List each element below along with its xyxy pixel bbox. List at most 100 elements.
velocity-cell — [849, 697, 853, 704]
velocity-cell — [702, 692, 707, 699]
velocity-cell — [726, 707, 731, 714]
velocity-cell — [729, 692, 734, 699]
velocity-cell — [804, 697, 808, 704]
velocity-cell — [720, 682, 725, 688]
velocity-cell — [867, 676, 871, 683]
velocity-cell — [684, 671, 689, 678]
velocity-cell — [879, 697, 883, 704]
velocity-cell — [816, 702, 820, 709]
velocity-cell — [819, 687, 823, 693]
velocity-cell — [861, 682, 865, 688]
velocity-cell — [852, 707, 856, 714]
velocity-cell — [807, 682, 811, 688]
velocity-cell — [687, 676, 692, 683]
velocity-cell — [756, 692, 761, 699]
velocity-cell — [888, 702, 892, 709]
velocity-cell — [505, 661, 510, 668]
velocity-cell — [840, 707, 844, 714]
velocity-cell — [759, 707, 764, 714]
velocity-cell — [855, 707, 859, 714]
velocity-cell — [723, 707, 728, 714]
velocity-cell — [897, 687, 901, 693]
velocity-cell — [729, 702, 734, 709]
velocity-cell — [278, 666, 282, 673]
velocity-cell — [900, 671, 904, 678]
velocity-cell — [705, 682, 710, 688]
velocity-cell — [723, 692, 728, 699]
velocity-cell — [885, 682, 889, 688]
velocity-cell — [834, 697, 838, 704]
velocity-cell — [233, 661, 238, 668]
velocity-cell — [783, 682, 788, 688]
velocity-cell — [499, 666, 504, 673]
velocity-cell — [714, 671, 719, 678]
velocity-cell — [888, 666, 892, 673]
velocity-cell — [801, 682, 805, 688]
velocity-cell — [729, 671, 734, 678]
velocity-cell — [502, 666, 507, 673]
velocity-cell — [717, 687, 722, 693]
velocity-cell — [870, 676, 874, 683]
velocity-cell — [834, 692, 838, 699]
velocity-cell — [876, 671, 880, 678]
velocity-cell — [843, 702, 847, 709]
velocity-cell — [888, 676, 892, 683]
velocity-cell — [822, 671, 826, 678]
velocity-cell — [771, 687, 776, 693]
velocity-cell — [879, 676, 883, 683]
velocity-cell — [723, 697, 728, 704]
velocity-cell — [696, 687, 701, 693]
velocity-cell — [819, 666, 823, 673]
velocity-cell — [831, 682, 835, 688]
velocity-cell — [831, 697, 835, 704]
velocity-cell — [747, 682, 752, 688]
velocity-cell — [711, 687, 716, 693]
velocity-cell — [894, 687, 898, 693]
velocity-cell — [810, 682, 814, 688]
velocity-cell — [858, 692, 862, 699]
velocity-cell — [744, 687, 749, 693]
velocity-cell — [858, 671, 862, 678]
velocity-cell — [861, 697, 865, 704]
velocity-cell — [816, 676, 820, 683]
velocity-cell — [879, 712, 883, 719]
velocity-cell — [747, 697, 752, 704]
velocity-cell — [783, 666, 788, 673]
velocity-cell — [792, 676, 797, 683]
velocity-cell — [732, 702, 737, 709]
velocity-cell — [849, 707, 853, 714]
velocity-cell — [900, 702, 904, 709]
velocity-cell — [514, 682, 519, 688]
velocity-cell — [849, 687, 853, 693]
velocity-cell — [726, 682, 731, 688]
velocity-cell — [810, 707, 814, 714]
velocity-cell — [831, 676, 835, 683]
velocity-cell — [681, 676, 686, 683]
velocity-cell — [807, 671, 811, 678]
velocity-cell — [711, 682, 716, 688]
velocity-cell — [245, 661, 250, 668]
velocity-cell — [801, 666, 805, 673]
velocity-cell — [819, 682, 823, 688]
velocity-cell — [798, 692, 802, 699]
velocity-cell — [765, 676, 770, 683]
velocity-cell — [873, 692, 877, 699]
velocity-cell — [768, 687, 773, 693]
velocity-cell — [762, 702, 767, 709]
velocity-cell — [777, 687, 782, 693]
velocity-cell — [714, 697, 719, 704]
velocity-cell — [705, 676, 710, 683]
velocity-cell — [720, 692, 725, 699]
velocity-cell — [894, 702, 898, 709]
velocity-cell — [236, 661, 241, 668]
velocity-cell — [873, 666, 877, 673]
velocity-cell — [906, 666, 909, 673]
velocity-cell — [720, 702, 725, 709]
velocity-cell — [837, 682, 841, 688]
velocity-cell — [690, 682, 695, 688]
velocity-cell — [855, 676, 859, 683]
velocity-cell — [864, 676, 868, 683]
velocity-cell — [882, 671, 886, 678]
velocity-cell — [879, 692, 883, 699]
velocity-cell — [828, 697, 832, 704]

◆ ◆ ◆ ◆

> [OBJECTIVE] Report each line of the records above that contains the string "xyxy", copying every such line in full.

> [EXERCISE OUTPUT]
List each element below along with its xyxy pixel bbox. List at most 100 elements.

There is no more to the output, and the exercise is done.